◆ Directions for this task:
Select the lines that contain "avería" and copy each of them.

— Start —

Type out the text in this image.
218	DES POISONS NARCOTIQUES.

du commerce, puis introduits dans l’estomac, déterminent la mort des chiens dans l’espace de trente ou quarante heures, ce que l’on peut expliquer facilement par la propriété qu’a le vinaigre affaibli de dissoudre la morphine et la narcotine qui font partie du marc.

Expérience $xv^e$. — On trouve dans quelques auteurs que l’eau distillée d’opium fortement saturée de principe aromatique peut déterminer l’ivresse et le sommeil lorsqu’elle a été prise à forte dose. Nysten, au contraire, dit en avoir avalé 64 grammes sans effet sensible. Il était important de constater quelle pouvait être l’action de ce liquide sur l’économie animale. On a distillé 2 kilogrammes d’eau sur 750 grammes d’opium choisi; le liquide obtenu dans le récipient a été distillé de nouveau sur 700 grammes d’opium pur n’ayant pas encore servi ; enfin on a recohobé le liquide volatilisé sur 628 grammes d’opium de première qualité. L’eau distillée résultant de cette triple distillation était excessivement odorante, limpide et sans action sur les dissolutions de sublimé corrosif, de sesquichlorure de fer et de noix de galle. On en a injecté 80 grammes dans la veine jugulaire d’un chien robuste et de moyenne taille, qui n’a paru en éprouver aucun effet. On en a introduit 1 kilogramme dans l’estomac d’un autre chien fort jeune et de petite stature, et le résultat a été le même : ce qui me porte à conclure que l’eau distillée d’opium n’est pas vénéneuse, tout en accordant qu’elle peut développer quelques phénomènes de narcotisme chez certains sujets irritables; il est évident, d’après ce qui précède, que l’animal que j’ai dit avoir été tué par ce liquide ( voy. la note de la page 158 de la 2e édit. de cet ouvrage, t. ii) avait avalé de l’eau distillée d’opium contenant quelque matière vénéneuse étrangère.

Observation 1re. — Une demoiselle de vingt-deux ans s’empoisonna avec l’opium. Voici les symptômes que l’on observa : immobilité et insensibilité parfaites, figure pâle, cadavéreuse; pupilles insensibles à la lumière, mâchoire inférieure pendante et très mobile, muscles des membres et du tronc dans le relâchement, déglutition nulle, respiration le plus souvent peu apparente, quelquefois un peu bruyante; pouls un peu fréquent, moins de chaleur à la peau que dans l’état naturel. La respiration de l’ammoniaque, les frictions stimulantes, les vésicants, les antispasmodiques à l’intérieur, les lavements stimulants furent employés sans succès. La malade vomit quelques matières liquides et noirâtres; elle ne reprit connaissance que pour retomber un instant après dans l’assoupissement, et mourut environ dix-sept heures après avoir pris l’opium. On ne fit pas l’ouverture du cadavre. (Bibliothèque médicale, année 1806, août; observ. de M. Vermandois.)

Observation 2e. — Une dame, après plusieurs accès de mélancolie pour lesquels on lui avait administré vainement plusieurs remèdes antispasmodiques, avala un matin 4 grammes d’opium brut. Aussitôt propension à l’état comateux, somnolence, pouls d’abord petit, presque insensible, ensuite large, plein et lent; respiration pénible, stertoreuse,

— End —
— Start —

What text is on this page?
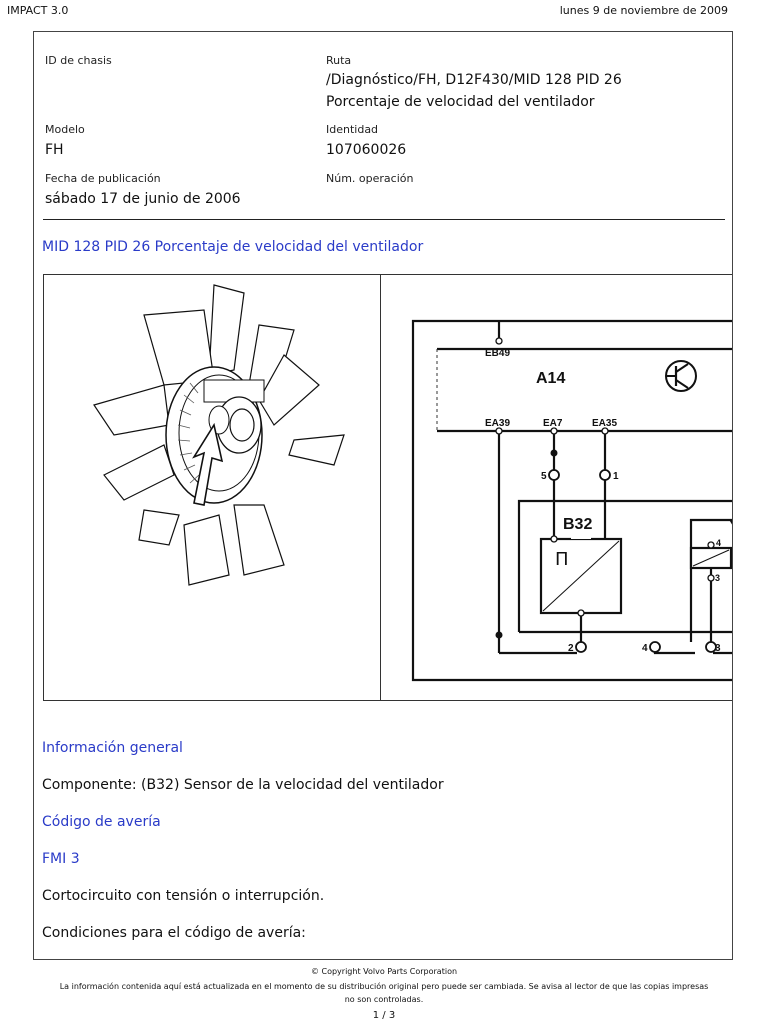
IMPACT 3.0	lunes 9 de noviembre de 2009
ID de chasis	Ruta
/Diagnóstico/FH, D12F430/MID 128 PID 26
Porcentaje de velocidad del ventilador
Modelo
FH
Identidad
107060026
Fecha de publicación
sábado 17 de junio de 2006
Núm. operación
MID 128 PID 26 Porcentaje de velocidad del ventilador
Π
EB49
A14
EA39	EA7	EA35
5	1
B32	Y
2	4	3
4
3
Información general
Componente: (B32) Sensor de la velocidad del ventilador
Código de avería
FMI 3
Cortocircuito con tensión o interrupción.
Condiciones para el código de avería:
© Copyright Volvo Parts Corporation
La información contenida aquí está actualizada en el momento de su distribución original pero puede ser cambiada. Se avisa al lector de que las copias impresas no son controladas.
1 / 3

— End —

◆ Correct response:
Código de avería
Condiciones para el código de avería:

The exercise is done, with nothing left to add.